* Start *
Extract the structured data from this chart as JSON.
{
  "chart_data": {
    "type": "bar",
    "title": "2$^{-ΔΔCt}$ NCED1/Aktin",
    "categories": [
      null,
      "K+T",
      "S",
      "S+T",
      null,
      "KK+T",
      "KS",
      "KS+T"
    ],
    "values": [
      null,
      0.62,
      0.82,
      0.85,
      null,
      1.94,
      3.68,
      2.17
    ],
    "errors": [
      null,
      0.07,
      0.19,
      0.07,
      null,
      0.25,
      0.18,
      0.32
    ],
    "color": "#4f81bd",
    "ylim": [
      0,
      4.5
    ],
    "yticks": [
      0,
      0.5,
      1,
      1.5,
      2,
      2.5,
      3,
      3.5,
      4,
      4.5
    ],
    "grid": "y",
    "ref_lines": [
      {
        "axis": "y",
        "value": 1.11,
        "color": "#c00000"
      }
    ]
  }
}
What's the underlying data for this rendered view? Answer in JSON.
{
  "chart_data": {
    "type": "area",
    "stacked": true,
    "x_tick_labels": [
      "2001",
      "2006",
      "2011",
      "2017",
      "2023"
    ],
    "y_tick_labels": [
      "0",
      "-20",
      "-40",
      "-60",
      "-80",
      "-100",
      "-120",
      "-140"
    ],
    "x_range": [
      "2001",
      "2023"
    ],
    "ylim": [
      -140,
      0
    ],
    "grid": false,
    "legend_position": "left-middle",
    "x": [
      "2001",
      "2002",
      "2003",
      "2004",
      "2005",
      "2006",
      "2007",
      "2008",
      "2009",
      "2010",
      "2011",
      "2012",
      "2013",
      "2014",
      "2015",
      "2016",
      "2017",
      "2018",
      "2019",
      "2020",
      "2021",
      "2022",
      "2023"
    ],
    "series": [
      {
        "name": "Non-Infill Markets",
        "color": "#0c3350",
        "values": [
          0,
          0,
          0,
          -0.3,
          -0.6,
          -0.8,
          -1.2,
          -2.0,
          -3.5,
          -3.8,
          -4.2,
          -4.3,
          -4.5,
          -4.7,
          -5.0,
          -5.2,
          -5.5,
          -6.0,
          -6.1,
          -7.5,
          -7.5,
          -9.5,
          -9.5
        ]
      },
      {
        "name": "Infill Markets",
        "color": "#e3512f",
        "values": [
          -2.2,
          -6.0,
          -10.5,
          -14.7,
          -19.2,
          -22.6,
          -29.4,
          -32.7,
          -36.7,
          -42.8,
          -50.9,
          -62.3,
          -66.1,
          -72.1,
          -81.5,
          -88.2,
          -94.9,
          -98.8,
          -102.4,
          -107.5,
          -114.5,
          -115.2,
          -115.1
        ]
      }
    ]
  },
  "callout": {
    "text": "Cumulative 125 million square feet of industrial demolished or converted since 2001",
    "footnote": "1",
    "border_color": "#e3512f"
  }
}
* End *
■ Task goal ■
Write down all the entries again without a single difference.

■ Exercise response ■
Extract the structured data from this chart as JSON.
{
  "chart_data": {
    "type": "bar",
    "title": "2$^{-ΔΔCt}$ NCED1/Aktin",
    "categories": [
      null,
      "K+T",
      "S",
      "S+T",
      null,
      "KK+T",
      "KS",
      "KS+T"
    ],
    "values": [
      null,
      0.62,
      0.82,
      0.85,
      null,
      1.94,
      3.68,
      2.17
    ],
    "errors": [
      null,
      0.07,
      0.19,
      0.07,
      null,
      0.25,
      0.18,
      0.32
    ],
    "color": "#4f81bd",
    "ylim": [
      0,
      4.5
    ],
    "yticks": [
      0,
      0.5,
      1,
      1.5,
      2,
      2.5,
      3,
      3.5,
      4,
      4.5
    ],
    "grid": "y",
    "ref_lines": [
      {
        "axis": "y",
        "value": 1.11,
        "color": "#c00000"
      }
    ]
  }
}
What's the underlying data for this rendered view? Answer in JSON.
{
  "chart_data": {
    "type": "area",
    "stacked": true,
    "x_tick_labels": [
      "2001",
      "2006",
      "2011",
      "2017",
      "2023"
    ],
    "y_tick_labels": [
      "0",
      "-20",
      "-40",
      "-60",
      "-80",
      "-100",
      "-120",
      "-140"
    ],
    "x_range": [
      "2001",
      "2023"
    ],
    "ylim": [
      -140,
      0
    ],
    "grid": false,
    "legend_position": "left-middle",
    "x": [
      "2001",
      "2002",
      "2003",
      "2004",
      "2005",
      "2006",
      "2007",
      "2008",
      "2009",
      "2010",
      "2011",
      "2012",
      "2013",
      "2014",
      "2015",
      "2016",
      "2017",
      "2018",
      "2019",
      "2020",
      "2021",
      "2022",
      "2023"
    ],
    "series": [
      {
        "name": "Non-Infill Markets",
        "color": "#0c3350",
        "values": [
          0,
          0,
          0,
          -0.3,
          -0.6,
          -0.8,
          -1.2,
          -2.0,
          -3.5,
          -3.8,
          -4.2,
          -4.3,
          -4.5,
          -4.7,
          -5.0,
          -5.2,
          -5.5,
          -6.0,
          -6.1,
          -7.5,
          -7.5,
          -9.5,
          -9.5
        ]
      },
      {
        "name": "Infill Markets",
        "color": "#e3512f",
        "values": [
          -2.2,
          -6.0,
          -10.5,
          -14.7,
          -19.2,
          -22.6,
          -29.4,
          -32.7,
          -36.7,
          -42.8,
          -50.9,
          -62.3,
          -66.1,
          -72.1,
          -81.5,
          -88.2,
          -94.9,
          -98.8,
          -102.4,
          -107.5,
          -114.5,
          -115.2,
          -115.1
        ]
      }
    ]
  },
  "callout": {
    "text": "Cumulative 125 million square feet of industrial demolished or converted since 2001",
    "footnote": "1",
    "border_color": "#e3512f"
  }
}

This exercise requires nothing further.